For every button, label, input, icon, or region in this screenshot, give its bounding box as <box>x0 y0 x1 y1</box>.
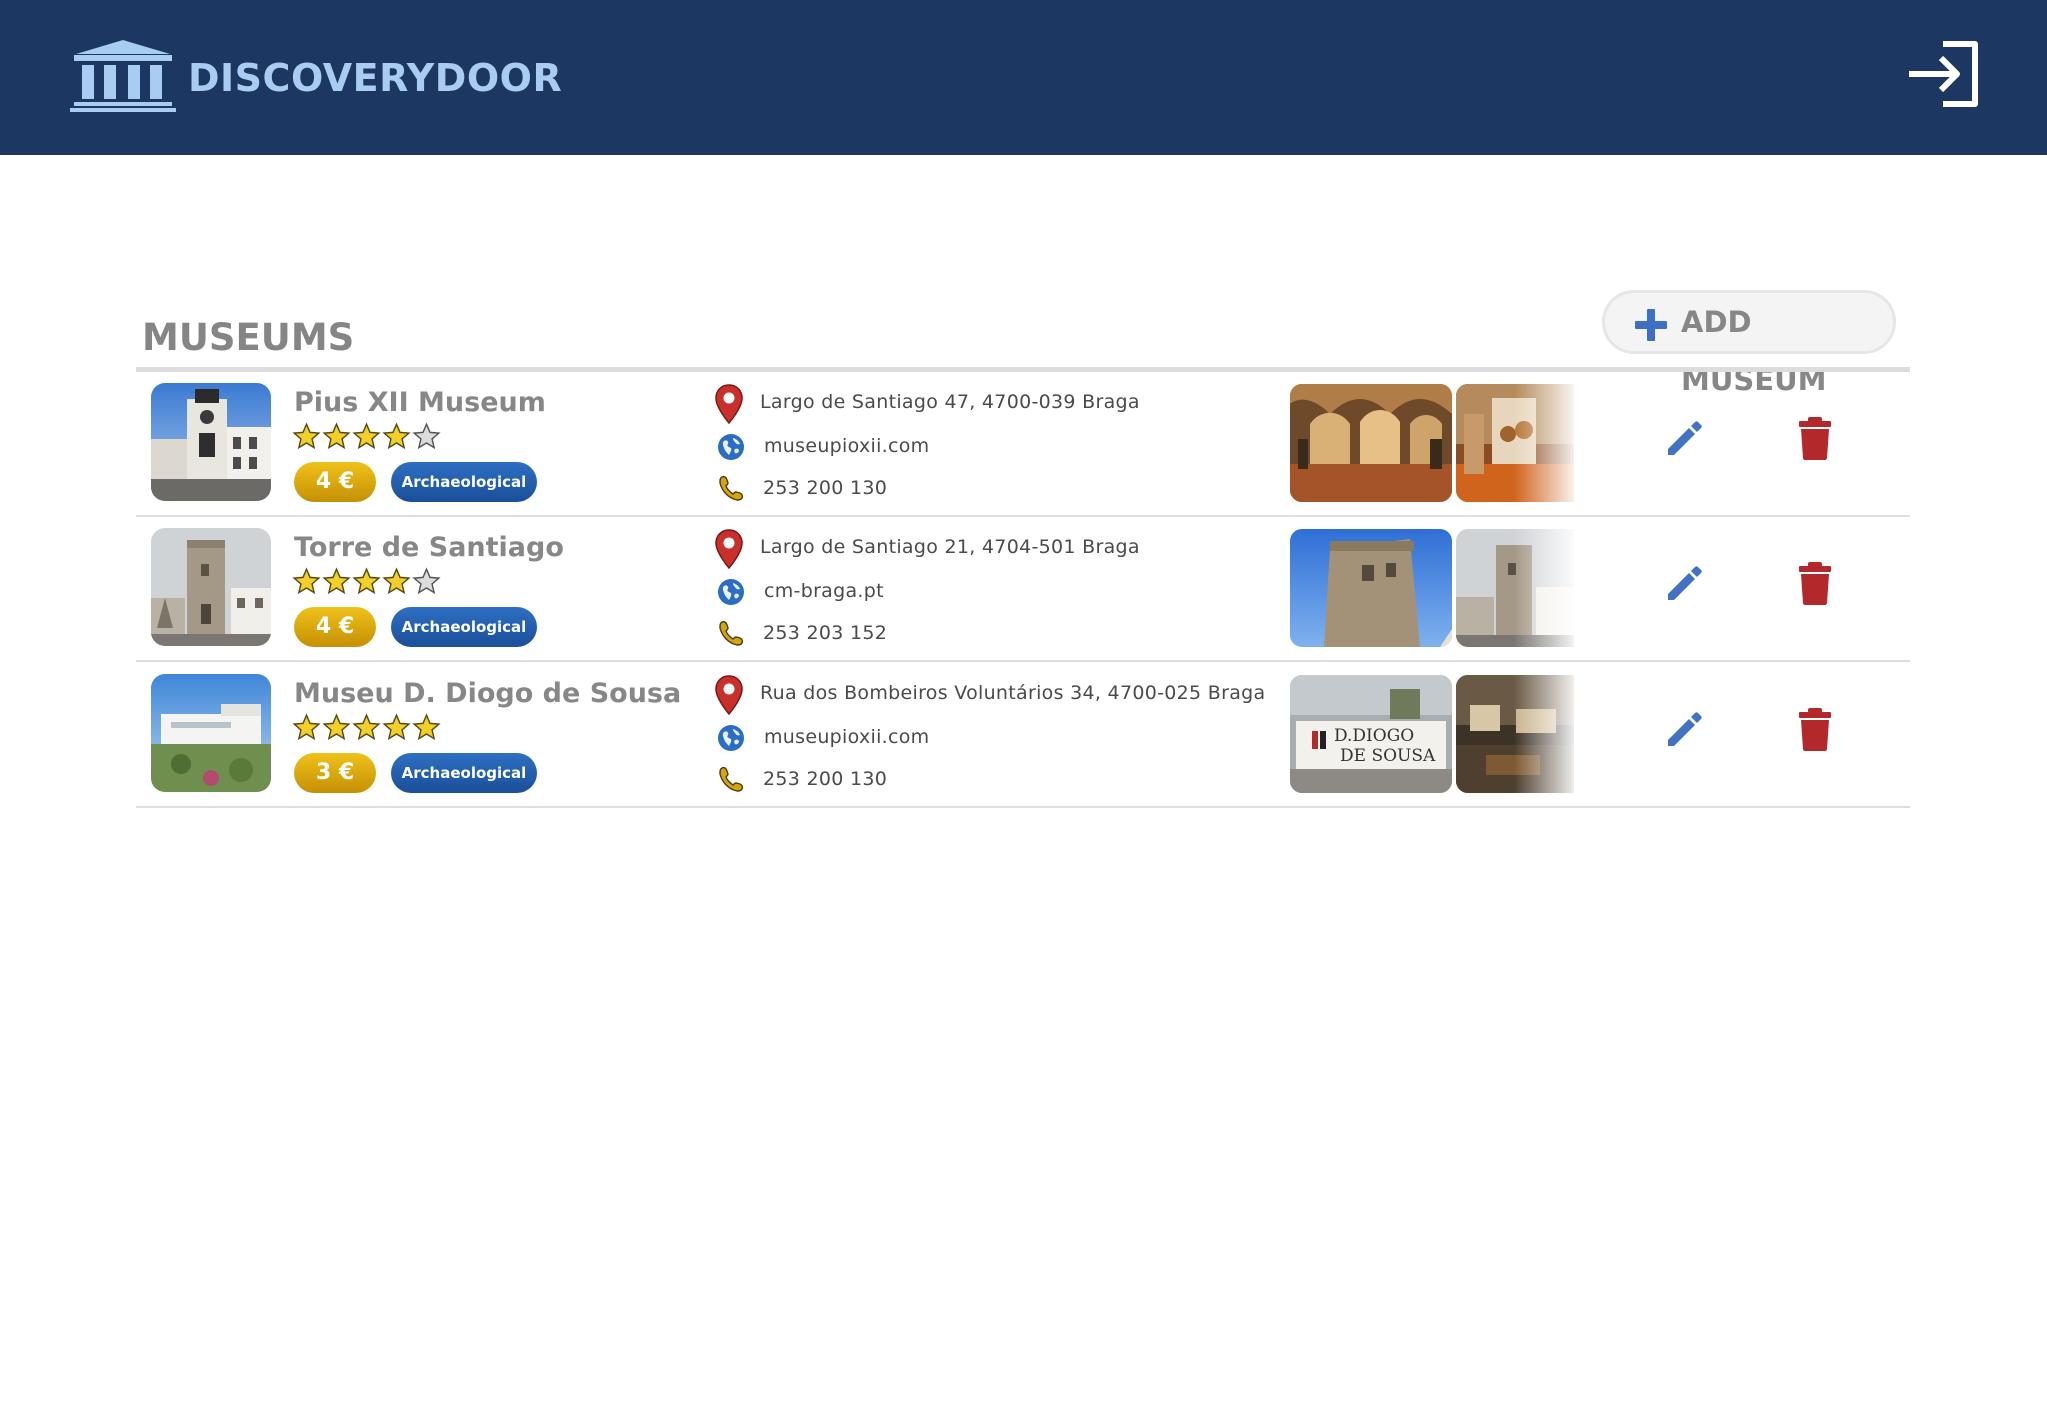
museum-row: Museu D. Diogo de Sousa 3 € Archaeologic… <box>136 663 1910 808</box>
museum-address: Rua dos Bombeiros Voluntários 34, 4700-0… <box>760 682 1266 704</box>
rating-stars <box>292 713 441 743</box>
star-filled-icon <box>322 567 351 596</box>
location-pin-icon <box>714 384 744 424</box>
photo-gallery[interactable] <box>1290 529 1580 647</box>
museum-address: Largo de Santiago 21, 4704-501 Braga <box>760 536 1140 558</box>
add-museum-label: ADD MUSEUM <box>1681 305 1827 397</box>
museum-row: Pius XII Museum 4 € Archaeological Largo… <box>136 372 1910 517</box>
museum-name[interactable]: Torre de Santiago <box>294 529 564 567</box>
star-filled-icon <box>382 567 411 596</box>
photo-gallery[interactable] <box>1290 384 1580 502</box>
museum-thumbnail[interactable] <box>151 383 271 501</box>
edit-pencil-icon[interactable] <box>1662 708 1706 752</box>
globe-icon <box>717 724 745 752</box>
star-empty-icon <box>412 422 441 451</box>
row-divider <box>136 806 1910 808</box>
gallery-photo[interactable]: D.DIOGO DE SOUSA <box>1290 675 1452 793</box>
edit-pencil-icon[interactable] <box>1662 562 1706 606</box>
museum-row: Torre de Santiago 4 € Archaeological Lar… <box>136 517 1910 662</box>
plus-icon <box>1634 308 1668 342</box>
museum-address: Largo de Santiago 47, 4700-039 Braga <box>760 391 1140 413</box>
delete-trash-icon[interactable] <box>1797 706 1833 752</box>
star-filled-icon <box>292 422 321 451</box>
museum-phone: 253 200 130 <box>763 768 888 790</box>
star-empty-icon <box>412 567 441 596</box>
museum-website-link[interactable]: museupioxii.com <box>764 430 929 462</box>
star-filled-icon <box>292 713 321 742</box>
museum-thumbnail[interactable] <box>151 528 271 646</box>
brand-name[interactable]: DISCOVERYDOOR <box>188 52 562 104</box>
star-filled-icon <box>352 422 381 451</box>
museum-thumbnail[interactable] <box>151 674 271 792</box>
add-museum-button[interactable]: ADD MUSEUM <box>1602 290 1896 397</box>
museum-name[interactable]: Museu D. Diogo de Sousa <box>294 675 681 713</box>
rating-stars <box>292 567 441 597</box>
star-filled-icon <box>292 567 321 596</box>
delete-trash-icon[interactable] <box>1797 560 1833 606</box>
star-filled-icon <box>412 713 441 742</box>
gallery-photo[interactable] <box>1290 529 1452 647</box>
price-badge: 4 € <box>294 607 376 647</box>
star-filled-icon <box>352 567 381 596</box>
top-navbar: DISCOVERYDOOR <box>0 0 2047 155</box>
globe-icon <box>717 433 745 461</box>
category-badge[interactable]: Archaeological <box>391 607 537 647</box>
star-filled-icon <box>382 713 411 742</box>
star-filled-icon <box>382 422 411 451</box>
gallery-photo[interactable] <box>1290 384 1452 502</box>
location-pin-icon <box>714 529 744 569</box>
rating-stars <box>292 422 441 452</box>
page-title: MUSEUMS <box>142 316 355 359</box>
phone-icon <box>718 619 746 647</box>
star-filled-icon <box>322 713 351 742</box>
star-filled-icon <box>322 422 351 451</box>
star-filled-icon <box>352 713 381 742</box>
museum-building-icon <box>70 38 176 112</box>
price-badge: 3 € <box>294 753 376 793</box>
museum-phone: 253 200 130 <box>763 477 888 499</box>
museum-sign-text: D.DIOGO <box>1334 726 1414 746</box>
category-badge[interactable]: Archaeological <box>391 462 537 502</box>
photo-gallery[interactable]: D.DIOGO DE SOUSA <box>1290 675 1580 793</box>
category-badge[interactable]: Archaeological <box>391 753 537 793</box>
delete-trash-icon[interactable] <box>1797 415 1833 461</box>
globe-icon <box>717 578 745 606</box>
museum-phone: 253 203 152 <box>763 622 888 644</box>
phone-icon <box>718 765 746 793</box>
museum-name[interactable]: Pius XII Museum <box>294 384 546 422</box>
location-pin-icon <box>714 675 744 715</box>
price-badge: 4 € <box>294 462 376 502</box>
row-divider <box>136 660 1910 662</box>
sign-in-icon[interactable] <box>1905 40 1981 108</box>
phone-icon <box>718 474 746 502</box>
edit-pencil-icon[interactable] <box>1662 417 1706 461</box>
museum-website-link[interactable]: cm-braga.pt <box>764 575 884 607</box>
museum-sign-text: DE SOUSA <box>1340 746 1436 766</box>
museum-website-link[interactable]: museupioxii.com <box>764 721 929 753</box>
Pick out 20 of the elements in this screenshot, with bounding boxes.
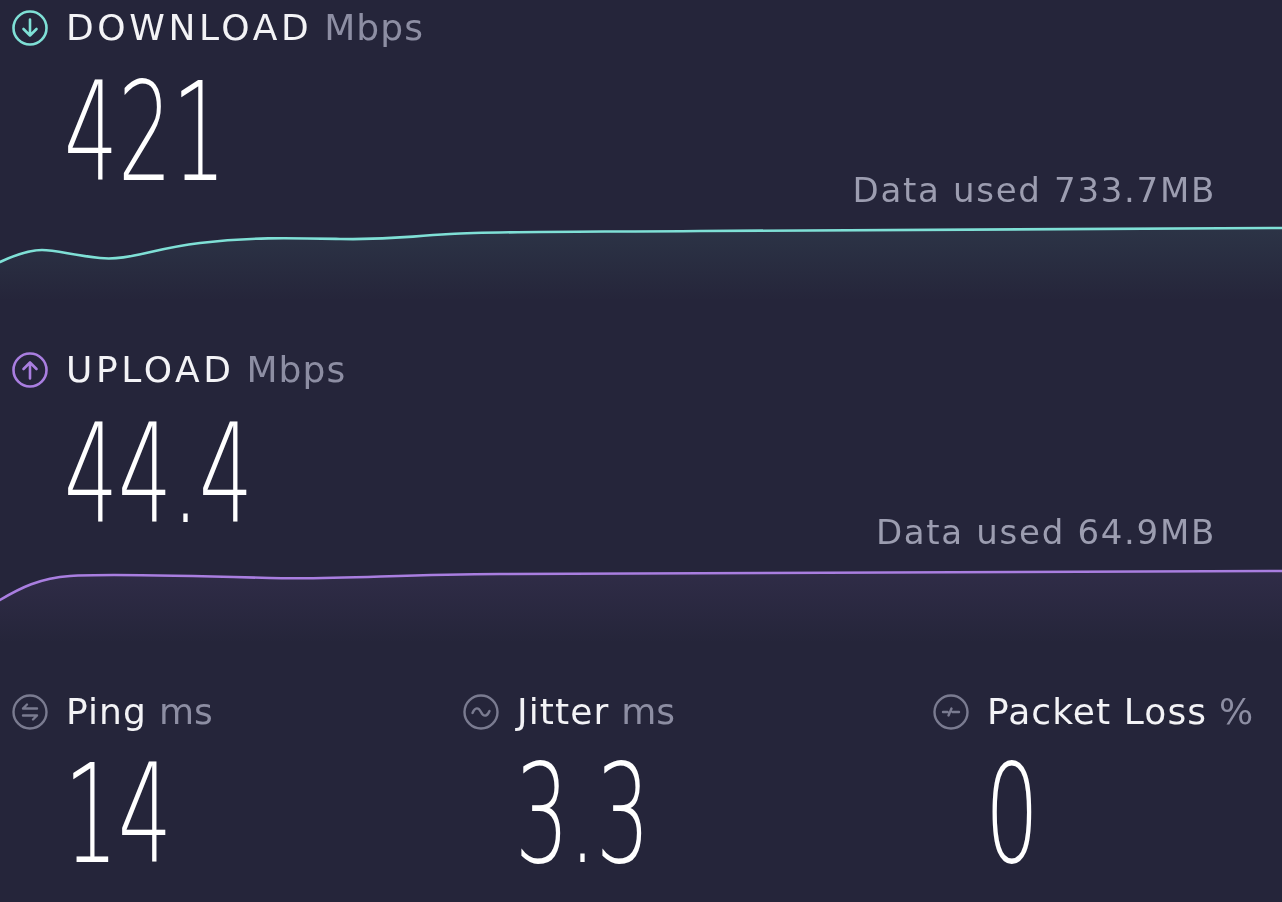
metric-label: DOWNLOAD [66,10,313,46]
unit-label: Mbps [324,10,425,46]
data-used-text: Data used 733.7MB [852,173,1216,207]
metric-label: Packet Loss [987,694,1208,730]
data-used-text: Data used 64.9MB [875,515,1216,549]
stat-value: 14 [64,746,174,883]
speed-value: 44.4 [64,406,254,543]
unit-label: ms [158,694,213,730]
pulse-circle-icon [933,694,969,730]
unit-label: Mbps [246,352,347,388]
stat-value: 0 [985,746,1041,883]
metric-label: Ping [66,694,147,730]
metric-label: Jitter [517,694,610,730]
metric-label: UPLOAD [66,352,235,388]
speed-value: 421 [64,64,227,201]
unit-label: ms [621,694,676,730]
arrows-circle-icon [12,694,48,730]
wave-circle-icon [463,694,499,730]
stat-value: 3.3 [515,746,652,883]
unit-label: % [1219,694,1254,730]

□ □ □

=== Task objective ===
Reproduce the lines above verbatim, from the first through the last, and omit the pictures from your answer.

=== Solution ===
For every button, label, input, icon, or region in this screenshot, give its bounding box as <box>x0 y0 x1 y1</box>.
museum-row: Museu D. Diogo de Sousa 3 € Archaeologic… <box>136 663 1910 808</box>
museum-address: Rua dos Bombeiros Voluntários 34, 4700-0… <box>760 682 1266 704</box>
rating-stars <box>292 713 441 743</box>
star-filled-icon <box>322 567 351 596</box>
location-pin-icon <box>714 384 744 424</box>
photo-gallery[interactable] <box>1290 529 1580 647</box>
museum-address: Largo de Santiago 21, 4704-501 Braga <box>760 536 1140 558</box>
add-museum-label: ADD MUSEUM <box>1681 305 1827 397</box>
museum-row: Pius XII Museum 4 € Archaeological Largo… <box>136 372 1910 517</box>
museum-name[interactable]: Torre de Santiago <box>294 529 564 567</box>
star-filled-icon <box>382 567 411 596</box>
photo-gallery[interactable] <box>1290 384 1580 502</box>
museum-thumbnail[interactable] <box>151 383 271 501</box>
edit-pencil-icon[interactable] <box>1662 708 1706 752</box>
globe-icon <box>717 724 745 752</box>
star-empty-icon <box>412 422 441 451</box>
row-divider <box>136 806 1910 808</box>
gallery-photo[interactable]: D.DIOGO DE SOUSA <box>1290 675 1452 793</box>
edit-pencil-icon[interactable] <box>1662 562 1706 606</box>
museum-row: Torre de Santiago 4 € Archaeological Lar… <box>136 517 1910 662</box>
plus-icon <box>1634 308 1668 342</box>
museum-address: Largo de Santiago 47, 4700-039 Braga <box>760 391 1140 413</box>
delete-trash-icon[interactable] <box>1797 706 1833 752</box>
star-filled-icon <box>292 422 321 451</box>
museum-phone: 253 200 130 <box>763 768 888 790</box>
star-empty-icon <box>412 567 441 596</box>
museum-website-link[interactable]: museupioxii.com <box>764 430 929 462</box>
star-filled-icon <box>292 713 321 742</box>
museum-thumbnail[interactable] <box>151 528 271 646</box>
brand-name[interactable]: DISCOVERYDOOR <box>188 52 562 104</box>
star-filled-icon <box>352 422 381 451</box>
museum-thumbnail[interactable] <box>151 674 271 792</box>
add-museum-button[interactable]: ADD MUSEUM <box>1602 290 1896 397</box>
museum-name[interactable]: Museu D. Diogo de Sousa <box>294 675 681 713</box>
rating-stars <box>292 567 441 597</box>
star-filled-icon <box>292 567 321 596</box>
delete-trash-icon[interactable] <box>1797 560 1833 606</box>
star-filled-icon <box>412 713 441 742</box>
gallery-photo[interactable] <box>1290 529 1452 647</box>
price-badge: 4 € <box>294 607 376 647</box>
star-filled-icon <box>352 567 381 596</box>
top-navbar: DISCOVERYDOOR <box>0 0 2047 155</box>
globe-icon <box>717 433 745 461</box>
category-badge[interactable]: Archaeological <box>391 607 537 647</box>
star-filled-icon <box>382 713 411 742</box>
star-filled-icon <box>382 422 411 451</box>
gallery-photo[interactable] <box>1290 384 1452 502</box>
location-pin-icon <box>714 529 744 569</box>
rating-stars <box>292 422 441 452</box>
page-title: MUSEUMS <box>142 316 355 359</box>
phone-icon <box>718 619 746 647</box>
star-filled-icon <box>322 713 351 742</box>
star-filled-icon <box>322 422 351 451</box>
star-filled-icon <box>352 713 381 742</box>
museum-building-icon <box>70 38 176 112</box>
price-badge: 3 € <box>294 753 376 793</box>
museum-phone: 253 200 130 <box>763 477 888 499</box>
museum-sign-text: D.DIOGO <box>1334 726 1414 746</box>
category-badge[interactable]: Archaeological <box>391 462 537 502</box>
photo-gallery[interactable]: D.DIOGO DE SOUSA <box>1290 675 1580 793</box>
category-badge[interactable]: Archaeological <box>391 753 537 793</box>
delete-trash-icon[interactable] <box>1797 415 1833 461</box>
globe-icon <box>717 578 745 606</box>
museum-phone: 253 203 152 <box>763 622 888 644</box>
phone-icon <box>718 765 746 793</box>
museum-name[interactable]: Pius XII Museum <box>294 384 546 422</box>
location-pin-icon <box>714 675 744 715</box>
price-badge: 4 € <box>294 462 376 502</box>
row-divider <box>136 660 1910 662</box>
sign-in-icon[interactable] <box>1905 40 1981 108</box>
phone-icon <box>718 474 746 502</box>
edit-pencil-icon[interactable] <box>1662 417 1706 461</box>
museum-website-link[interactable]: cm-braga.pt <box>764 575 884 607</box>
museum-sign-text: DE SOUSA <box>1340 746 1436 766</box>
museum-website-link[interactable]: museupioxii.com <box>764 721 929 753</box>
Pick out 20 of the elements in this screenshot, with bounding boxes.
metric-label: DOWNLOAD [66,10,313,46]
unit-label: Mbps [324,10,425,46]
data-used-text: Data used 733.7MB [852,173,1216,207]
metric-label: Packet Loss [987,694,1208,730]
data-used-text: Data used 64.9MB [875,515,1216,549]
stat-value: 14 [64,746,174,883]
speed-value: 44.4 [64,406,254,543]
unit-label: ms [158,694,213,730]
pulse-circle-icon [933,694,969,730]
unit-label: Mbps [246,352,347,388]
stat-value: 0 [985,746,1041,883]
metric-label: Ping [66,694,147,730]
metric-label: Jitter [517,694,610,730]
metric-label: UPLOAD [66,352,235,388]
speed-value: 421 [64,64,227,201]
unit-label: ms [621,694,676,730]
arrows-circle-icon [12,694,48,730]
wave-circle-icon [463,694,499,730]
stat-value: 3.3 [515,746,652,883]
unit-label: % [1219,694,1254,730]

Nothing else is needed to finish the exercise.